::: Recorded information

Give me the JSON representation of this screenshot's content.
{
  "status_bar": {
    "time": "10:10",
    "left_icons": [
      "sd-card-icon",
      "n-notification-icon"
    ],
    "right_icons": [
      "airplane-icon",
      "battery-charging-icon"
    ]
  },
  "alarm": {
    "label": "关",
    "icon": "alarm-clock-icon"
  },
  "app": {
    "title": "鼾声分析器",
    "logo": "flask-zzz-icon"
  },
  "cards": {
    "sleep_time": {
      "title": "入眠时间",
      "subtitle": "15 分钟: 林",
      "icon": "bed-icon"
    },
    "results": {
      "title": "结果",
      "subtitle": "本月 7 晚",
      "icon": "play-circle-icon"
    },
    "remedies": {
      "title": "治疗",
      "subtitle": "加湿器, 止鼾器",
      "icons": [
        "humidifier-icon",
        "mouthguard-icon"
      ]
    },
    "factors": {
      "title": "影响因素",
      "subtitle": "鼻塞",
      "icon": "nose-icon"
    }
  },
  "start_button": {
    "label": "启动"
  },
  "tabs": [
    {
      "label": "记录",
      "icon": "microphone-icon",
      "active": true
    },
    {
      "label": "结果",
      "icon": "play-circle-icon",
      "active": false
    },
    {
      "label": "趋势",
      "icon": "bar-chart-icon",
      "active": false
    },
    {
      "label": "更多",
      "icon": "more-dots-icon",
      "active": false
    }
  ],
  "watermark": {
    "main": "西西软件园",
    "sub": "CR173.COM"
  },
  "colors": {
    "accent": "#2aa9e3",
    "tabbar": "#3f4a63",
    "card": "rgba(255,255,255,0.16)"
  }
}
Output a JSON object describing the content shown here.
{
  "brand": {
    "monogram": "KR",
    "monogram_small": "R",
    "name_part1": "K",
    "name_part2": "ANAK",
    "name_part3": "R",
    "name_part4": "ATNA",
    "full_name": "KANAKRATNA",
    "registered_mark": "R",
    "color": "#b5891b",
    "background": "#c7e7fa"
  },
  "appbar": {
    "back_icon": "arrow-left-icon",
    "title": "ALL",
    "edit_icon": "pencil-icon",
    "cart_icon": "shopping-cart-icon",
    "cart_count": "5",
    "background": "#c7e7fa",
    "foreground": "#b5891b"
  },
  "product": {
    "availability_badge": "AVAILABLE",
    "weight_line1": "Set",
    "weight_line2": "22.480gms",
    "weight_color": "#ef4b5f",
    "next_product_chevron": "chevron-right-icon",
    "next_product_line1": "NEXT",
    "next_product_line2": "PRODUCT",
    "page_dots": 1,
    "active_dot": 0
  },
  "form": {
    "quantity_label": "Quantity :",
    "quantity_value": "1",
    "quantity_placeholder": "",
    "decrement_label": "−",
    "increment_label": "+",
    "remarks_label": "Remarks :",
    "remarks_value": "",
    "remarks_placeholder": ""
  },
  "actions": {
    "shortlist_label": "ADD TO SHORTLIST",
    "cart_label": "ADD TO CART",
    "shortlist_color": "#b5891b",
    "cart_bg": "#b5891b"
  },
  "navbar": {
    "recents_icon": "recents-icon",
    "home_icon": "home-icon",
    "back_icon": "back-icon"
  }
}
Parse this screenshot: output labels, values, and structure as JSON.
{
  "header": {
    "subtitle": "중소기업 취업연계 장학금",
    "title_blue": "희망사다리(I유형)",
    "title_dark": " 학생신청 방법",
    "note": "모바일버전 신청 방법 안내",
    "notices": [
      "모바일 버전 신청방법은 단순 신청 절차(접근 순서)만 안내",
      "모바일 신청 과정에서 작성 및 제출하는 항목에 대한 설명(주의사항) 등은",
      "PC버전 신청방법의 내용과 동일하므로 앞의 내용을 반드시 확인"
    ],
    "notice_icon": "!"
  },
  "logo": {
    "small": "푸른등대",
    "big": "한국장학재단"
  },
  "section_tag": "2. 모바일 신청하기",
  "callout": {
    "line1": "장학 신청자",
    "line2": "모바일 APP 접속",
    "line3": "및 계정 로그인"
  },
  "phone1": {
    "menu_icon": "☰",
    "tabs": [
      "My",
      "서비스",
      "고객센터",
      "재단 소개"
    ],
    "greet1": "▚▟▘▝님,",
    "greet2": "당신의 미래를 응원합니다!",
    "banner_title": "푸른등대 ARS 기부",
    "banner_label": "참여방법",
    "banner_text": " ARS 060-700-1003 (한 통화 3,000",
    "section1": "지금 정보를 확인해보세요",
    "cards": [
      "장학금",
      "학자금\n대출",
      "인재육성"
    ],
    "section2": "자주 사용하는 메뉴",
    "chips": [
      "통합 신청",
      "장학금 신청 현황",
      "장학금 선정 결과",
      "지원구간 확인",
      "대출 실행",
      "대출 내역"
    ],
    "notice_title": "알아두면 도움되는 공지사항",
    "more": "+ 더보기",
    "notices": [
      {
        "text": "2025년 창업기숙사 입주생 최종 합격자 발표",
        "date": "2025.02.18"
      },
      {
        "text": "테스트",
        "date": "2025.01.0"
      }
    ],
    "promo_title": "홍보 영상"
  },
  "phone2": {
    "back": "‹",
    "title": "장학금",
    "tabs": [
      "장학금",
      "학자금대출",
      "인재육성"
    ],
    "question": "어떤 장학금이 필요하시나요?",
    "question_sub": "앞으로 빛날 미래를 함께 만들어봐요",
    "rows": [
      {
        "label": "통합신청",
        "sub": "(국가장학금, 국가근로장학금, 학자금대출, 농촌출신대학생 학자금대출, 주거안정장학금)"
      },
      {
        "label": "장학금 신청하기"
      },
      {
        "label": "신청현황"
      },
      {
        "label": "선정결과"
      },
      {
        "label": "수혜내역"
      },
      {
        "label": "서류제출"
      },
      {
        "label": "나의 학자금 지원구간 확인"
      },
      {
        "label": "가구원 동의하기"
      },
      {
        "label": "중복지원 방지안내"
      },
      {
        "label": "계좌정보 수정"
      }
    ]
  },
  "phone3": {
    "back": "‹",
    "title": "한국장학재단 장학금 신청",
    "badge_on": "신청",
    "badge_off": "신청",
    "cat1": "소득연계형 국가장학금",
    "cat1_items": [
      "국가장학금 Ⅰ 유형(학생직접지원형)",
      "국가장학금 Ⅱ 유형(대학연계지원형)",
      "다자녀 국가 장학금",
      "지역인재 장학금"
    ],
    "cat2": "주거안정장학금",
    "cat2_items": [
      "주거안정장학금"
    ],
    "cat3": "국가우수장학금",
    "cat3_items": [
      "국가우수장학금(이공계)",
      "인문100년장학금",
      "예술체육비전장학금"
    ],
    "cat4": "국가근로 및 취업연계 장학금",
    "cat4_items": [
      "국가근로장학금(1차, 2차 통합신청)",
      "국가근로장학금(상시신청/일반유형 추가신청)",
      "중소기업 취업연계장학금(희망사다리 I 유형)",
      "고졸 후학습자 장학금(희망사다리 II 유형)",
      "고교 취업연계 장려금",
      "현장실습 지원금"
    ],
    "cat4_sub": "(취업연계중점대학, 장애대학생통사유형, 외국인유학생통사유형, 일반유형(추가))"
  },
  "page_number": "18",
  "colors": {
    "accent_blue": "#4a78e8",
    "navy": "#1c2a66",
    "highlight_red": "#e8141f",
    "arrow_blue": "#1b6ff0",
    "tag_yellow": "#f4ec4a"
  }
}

::::::

To do:
Repeat every line of the material exactly as given.

Task output:
Give me the JSON representation of this screenshot's content.
{
  "status_bar": {
    "time": "10:10",
    "left_icons": [
      "sd-card-icon",
      "n-notification-icon"
    ],
    "right_icons": [
      "airplane-icon",
      "battery-charging-icon"
    ]
  },
  "alarm": {
    "label": "关",
    "icon": "alarm-clock-icon"
  },
  "app": {
    "title": "鼾声分析器",
    "logo": "flask-zzz-icon"
  },
  "cards": {
    "sleep_time": {
      "title": "入眠时间",
      "subtitle": "15 分钟: 林",
      "icon": "bed-icon"
    },
    "results": {
      "title": "结果",
      "subtitle": "本月 7 晚",
      "icon": "play-circle-icon"
    },
    "remedies": {
      "title": "治疗",
      "subtitle": "加湿器, 止鼾器",
      "icons": [
        "humidifier-icon",
        "mouthguard-icon"
      ]
    },
    "factors": {
      "title": "影响因素",
      "subtitle": "鼻塞",
      "icon": "nose-icon"
    }
  },
  "start_button": {
    "label": "启动"
  },
  "tabs": [
    {
      "label": "记录",
      "icon": "microphone-icon",
      "active": true
    },
    {
      "label": "结果",
      "icon": "play-circle-icon",
      "active": false
    },
    {
      "label": "趋势",
      "icon": "bar-chart-icon",
      "active": false
    },
    {
      "label": "更多",
      "icon": "more-dots-icon",
      "active": false
    }
  ],
  "watermark": {
    "main": "西西软件园",
    "sub": "CR173.COM"
  },
  "colors": {
    "accent": "#2aa9e3",
    "tabbar": "#3f4a63",
    "card": "rgba(255,255,255,0.16)"
  }
}
Output a JSON object describing the content shown here.
{
  "brand": {
    "monogram": "KR",
    "monogram_small": "R",
    "name_part1": "K",
    "name_part2": "ANAK",
    "name_part3": "R",
    "name_part4": "ATNA",
    "full_name": "KANAKRATNA",
    "registered_mark": "R",
    "color": "#b5891b",
    "background": "#c7e7fa"
  },
  "appbar": {
    "back_icon": "arrow-left-icon",
    "title": "ALL",
    "edit_icon": "pencil-icon",
    "cart_icon": "shopping-cart-icon",
    "cart_count": "5",
    "background": "#c7e7fa",
    "foreground": "#b5891b"
  },
  "product": {
    "availability_badge": "AVAILABLE",
    "weight_line1": "Set",
    "weight_line2": "22.480gms",
    "weight_color": "#ef4b5f",
    "next_product_chevron": "chevron-right-icon",
    "next_product_line1": "NEXT",
    "next_product_line2": "PRODUCT",
    "page_dots": 1,
    "active_dot": 0
  },
  "form": {
    "quantity_label": "Quantity :",
    "quantity_value": "1",
    "quantity_placeholder": "",
    "decrement_label": "−",
    "increment_label": "+",
    "remarks_label": "Remarks :",
    "remarks_value": "",
    "remarks_placeholder": ""
  },
  "actions": {
    "shortlist_label": "ADD TO SHORTLIST",
    "cart_label": "ADD TO CART",
    "shortlist_color": "#b5891b",
    "cart_bg": "#b5891b"
  },
  "navbar": {
    "recents_icon": "recents-icon",
    "home_icon": "home-icon",
    "back_icon": "back-icon"
  }
}
Parse this screenshot: output labels, values, and structure as JSON.
{
  "header": {
    "subtitle": "중소기업 취업연계 장학금",
    "title_blue": "희망사다리(I유형)",
    "title_dark": " 학생신청 방법",
    "note": "모바일버전 신청 방법 안내",
    "notices": [
      "모바일 버전 신청방법은 단순 신청 절차(접근 순서)만 안내",
      "모바일 신청 과정에서 작성 및 제출하는 항목에 대한 설명(주의사항) 등은",
      "PC버전 신청방법의 내용과 동일하므로 앞의 내용을 반드시 확인"
    ],
    "notice_icon": "!"
  },
  "logo": {
    "small": "푸른등대",
    "big": "한국장학재단"
  },
  "section_tag": "2. 모바일 신청하기",
  "callout": {
    "line1": "장학 신청자",
    "line2": "모바일 APP 접속",
    "line3": "및 계정 로그인"
  },
  "phone1": {
    "menu_icon": "☰",
    "tabs": [
      "My",
      "서비스",
      "고객센터",
      "재단 소개"
    ],
    "greet1": "▚▟▘▝님,",
    "greet2": "당신의 미래를 응원합니다!",
    "banner_title": "푸른등대 ARS 기부",
    "banner_label": "참여방법",
    "banner_text": " ARS 060-700-1003 (한 통화 3,000",
    "section1": "지금 정보를 확인해보세요",
    "cards": [
      "장학금",
      "학자금\n대출",
      "인재육성"
    ],
    "section2": "자주 사용하는 메뉴",
    "chips": [
      "통합 신청",
      "장학금 신청 현황",
      "장학금 선정 결과",
      "지원구간 확인",
      "대출 실행",
      "대출 내역"
    ],
    "notice_title": "알아두면 도움되는 공지사항",
    "more": "+ 더보기",
    "notices": [
      {
        "text": "2025년 창업기숙사 입주생 최종 합격자 발표",
        "date": "2025.02.18"
      },
      {
        "text": "테스트",
        "date": "2025.01.0"
      }
    ],
    "promo_title": "홍보 영상"
  },
  "phone2": {
    "back": "‹",
    "title": "장학금",
    "tabs": [
      "장학금",
      "학자금대출",
      "인재육성"
    ],
    "question": "어떤 장학금이 필요하시나요?",
    "question_sub": "앞으로 빛날 미래를 함께 만들어봐요",
    "rows": [
      {
        "label": "통합신청",
        "sub": "(국가장학금, 국가근로장학금, 학자금대출, 농촌출신대학생 학자금대출, 주거안정장학금)"
      },
      {
        "label": "장학금 신청하기"
      },
      {
        "label": "신청현황"
      },
      {
        "label": "선정결과"
      },
      {
        "label": "수혜내역"
      },
      {
        "label": "서류제출"
      },
      {
        "label": "나의 학자금 지원구간 확인"
      },
      {
        "label": "가구원 동의하기"
      },
      {
        "label": "중복지원 방지안내"
      },
      {
        "label": "계좌정보 수정"
      }
    ]
  },
  "phone3": {
    "back": "‹",
    "title": "한국장학재단 장학금 신청",
    "badge_on": "신청",
    "badge_off": "신청",
    "cat1": "소득연계형 국가장학금",
    "cat1_items": [
      "국가장학금 Ⅰ 유형(학생직접지원형)",
      "국가장학금 Ⅱ 유형(대학연계지원형)",
      "다자녀 국가 장학금",
      "지역인재 장학금"
    ],
    "cat2": "주거안정장학금",
    "cat2_items": [
      "주거안정장학금"
    ],
    "cat3": "국가우수장학금",
    "cat3_items": [
      "국가우수장학금(이공계)",
      "인문100년장학금",
      "예술체육비전장학금"
    ],
    "cat4": "국가근로 및 취업연계 장학금",
    "cat4_items": [
      "국가근로장학금(1차, 2차 통합신청)",
      "국가근로장학금(상시신청/일반유형 추가신청)",
      "중소기업 취업연계장학금(희망사다리 I 유형)",
      "고졸 후학습자 장학금(희망사다리 II 유형)",
      "고교 취업연계 장려금",
      "현장실습 지원금"
    ],
    "cat4_sub": "(취업연계중점대학, 장애대학생통사유형, 외국인유학생통사유형, 일반유형(추가))"
  },
  "page_number": "18",
  "colors": {
    "accent_blue": "#4a78e8",
    "navy": "#1c2a66",
    "highlight_red": "#e8141f",
    "arrow_blue": "#1b6ff0",
    "tag_yellow": "#f4ec4a"
  }
}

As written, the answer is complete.